STATED TASK: Copy the items word for word, starting with the line containing "x-tick-label: 2023-04-24 (1730, 468, 1743, 515)" and ending with the line containing "x-tick-label: 2023-04-15 (1510, 468, 1522, 515)", both included.
+++
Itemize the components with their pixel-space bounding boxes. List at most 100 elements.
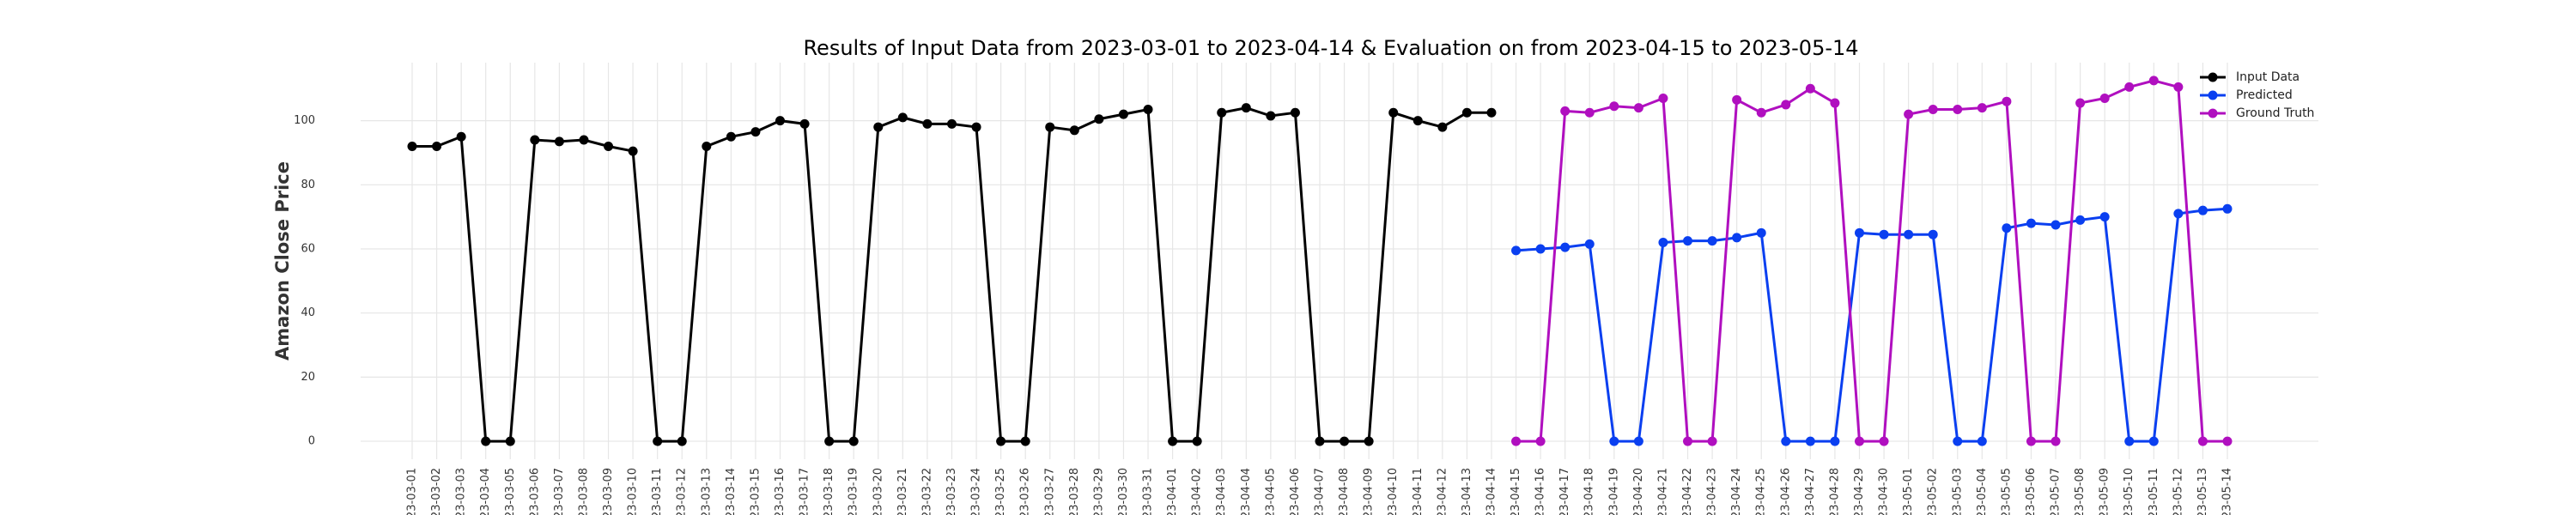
x-tick-label: 2023-04-24 (1730, 468, 1743, 515)
point (1020, 436, 1030, 446)
point (1904, 109, 1914, 119)
x-tick-label: 2023-05-09 (2099, 468, 2111, 515)
x-tick-label: 2023-04-26 (1779, 468, 1792, 515)
point (604, 141, 614, 151)
point (1486, 107, 1497, 118)
x-tick-label: 2023-03-05 (504, 468, 517, 515)
point (1756, 227, 1766, 238)
point (2002, 96, 2012, 106)
point (481, 436, 491, 446)
point (1168, 436, 1178, 446)
point (1633, 103, 1643, 113)
point (1069, 125, 1079, 136)
x-tick-label: 2023-03-02 (430, 468, 443, 515)
x-tick-label: 2023-03-21 (896, 468, 909, 515)
x-tick-label: 2023-05-13 (2196, 468, 2209, 515)
point (1241, 103, 1251, 113)
point (2197, 436, 2208, 446)
point (1511, 436, 1522, 446)
point (2124, 82, 2135, 92)
point (775, 116, 786, 126)
x-tick-label: 2023-04-07 (1314, 468, 1327, 515)
point (2075, 98, 2086, 108)
x-tick-label: 2023-03-16 (774, 468, 787, 515)
x-tick-label: 2023-05-02 (1927, 468, 1940, 515)
x-tick-label: 2023-04-09 (1363, 468, 1376, 515)
legend-marker (2208, 72, 2218, 82)
point (971, 122, 981, 132)
point (2222, 436, 2233, 446)
legend: Input Data Predicted Ground Truth (2200, 70, 2314, 120)
x-tick-label: 2023-04-03 (1215, 468, 1228, 515)
x-tick-label: 2023-04-15 (1510, 468, 1522, 515)
point (873, 122, 884, 132)
y-tick-label: 80 (301, 179, 315, 191)
x-tick-label: 2023-04-20 (1632, 468, 1645, 515)
x-tick-label: 2023-05-04 (1976, 468, 1989, 515)
x-tick-label: 2023-03-19 (848, 468, 860, 515)
point (1461, 107, 1472, 118)
point (1683, 236, 1693, 246)
x-tick-label: 2023-05-10 (2123, 468, 2136, 515)
x-tick-label: 2023-04-04 (1240, 468, 1253, 515)
point (1781, 100, 1791, 110)
point (1953, 436, 1963, 446)
x-tick-label: 2023-04-02 (1191, 468, 1204, 515)
legend-marker (2208, 90, 2218, 100)
x-tick-label: 2023-03-12 (676, 468, 689, 515)
point (1707, 436, 1717, 446)
point (1830, 98, 1840, 108)
point (2002, 223, 2012, 233)
x-tick-label: 2023-03-13 (700, 468, 713, 515)
point (1854, 227, 1864, 238)
x-tick-label: 2023-04-14 (1485, 468, 1498, 515)
point (1584, 107, 1595, 118)
point (1805, 436, 1815, 446)
x-tick-label: 2023-03-31 (1142, 468, 1155, 515)
x-tick-label: 2023-04-17 (1558, 468, 1571, 515)
point (702, 141, 712, 151)
point (1658, 238, 1668, 248)
point (1290, 107, 1300, 118)
x-tick-label: 2023-05-08 (2074, 468, 2087, 515)
point (579, 135, 589, 145)
x-tick-label: 2023-05-07 (2050, 468, 2063, 515)
x-tick-label: 2023-04-16 (1534, 468, 1547, 515)
point (2173, 82, 2184, 92)
y-tick-label: 60 (301, 242, 315, 255)
y-tick-label: 0 (308, 435, 315, 448)
point (1340, 436, 1350, 446)
point (2148, 436, 2159, 446)
point (1364, 436, 1374, 446)
point (2026, 436, 2036, 446)
point (922, 118, 933, 129)
point (456, 131, 466, 142)
point (1094, 114, 1104, 124)
point (1781, 436, 1791, 446)
legend-label: Ground Truth (2236, 106, 2314, 120)
point (1609, 101, 1619, 112)
point (432, 141, 442, 151)
point (1732, 233, 1742, 243)
point (1658, 93, 1668, 103)
point (1805, 83, 1815, 94)
x-tick-label: 2023-03-18 (823, 468, 835, 515)
point (505, 436, 515, 446)
x-tick-label: 2023-03-03 (455, 468, 468, 515)
point (1388, 107, 1399, 118)
x-tick-label: 2023-04-11 (1412, 468, 1425, 515)
point (1756, 107, 1766, 118)
point (1192, 436, 1202, 446)
x-tick-label: 2023-04-28 (1828, 468, 1841, 515)
y-tick-label: 100 (294, 114, 315, 127)
x-tick-label: 2023-05-05 (2000, 468, 2013, 515)
point (799, 118, 810, 129)
point (1560, 106, 1571, 116)
point (848, 436, 859, 446)
point (1118, 109, 1128, 119)
x-tick-label: 2023-03-29 (1092, 468, 1105, 515)
point (2050, 436, 2061, 446)
x-tick-label: 2023-03-17 (799, 468, 811, 515)
point (1217, 107, 1227, 118)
+++
ANSWER IN FULL:
x-tick-label: 2023-04-24 (1730, 468, 1743, 515)
point (1020, 436, 1030, 446)
point (1904, 109, 1914, 119)
x-tick-label: 2023-05-09 (2099, 468, 2111, 515)
x-tick-label: 2023-04-26 (1779, 468, 1792, 515)
point (604, 141, 614, 151)
point (1486, 107, 1497, 118)
x-tick-label: 2023-03-05 (504, 468, 517, 515)
point (1756, 227, 1766, 238)
point (2002, 96, 2012, 106)
point (481, 436, 491, 446)
point (1168, 436, 1178, 446)
point (1633, 103, 1643, 113)
point (1069, 125, 1079, 136)
x-tick-label: 2023-03-02 (430, 468, 443, 515)
x-tick-label: 2023-03-21 (896, 468, 909, 515)
x-tick-label: 2023-05-13 (2196, 468, 2209, 515)
point (1241, 103, 1251, 113)
point (2197, 436, 2208, 446)
point (1511, 436, 1522, 446)
point (2124, 82, 2135, 92)
point (775, 116, 786, 126)
x-tick-label: 2023-04-07 (1314, 468, 1327, 515)
point (2075, 98, 2086, 108)
x-tick-label: 2023-03-16 (774, 468, 787, 515)
x-tick-label: 2023-05-02 (1927, 468, 1940, 515)
x-tick-label: 2023-04-09 (1363, 468, 1376, 515)
legend-marker (2208, 72, 2218, 82)
point (971, 122, 981, 132)
point (2222, 436, 2233, 446)
legend: Input Data Predicted Ground Truth (2200, 70, 2314, 120)
x-tick-label: 2023-04-03 (1215, 468, 1228, 515)
x-tick-label: 2023-04-15 (1510, 468, 1522, 515)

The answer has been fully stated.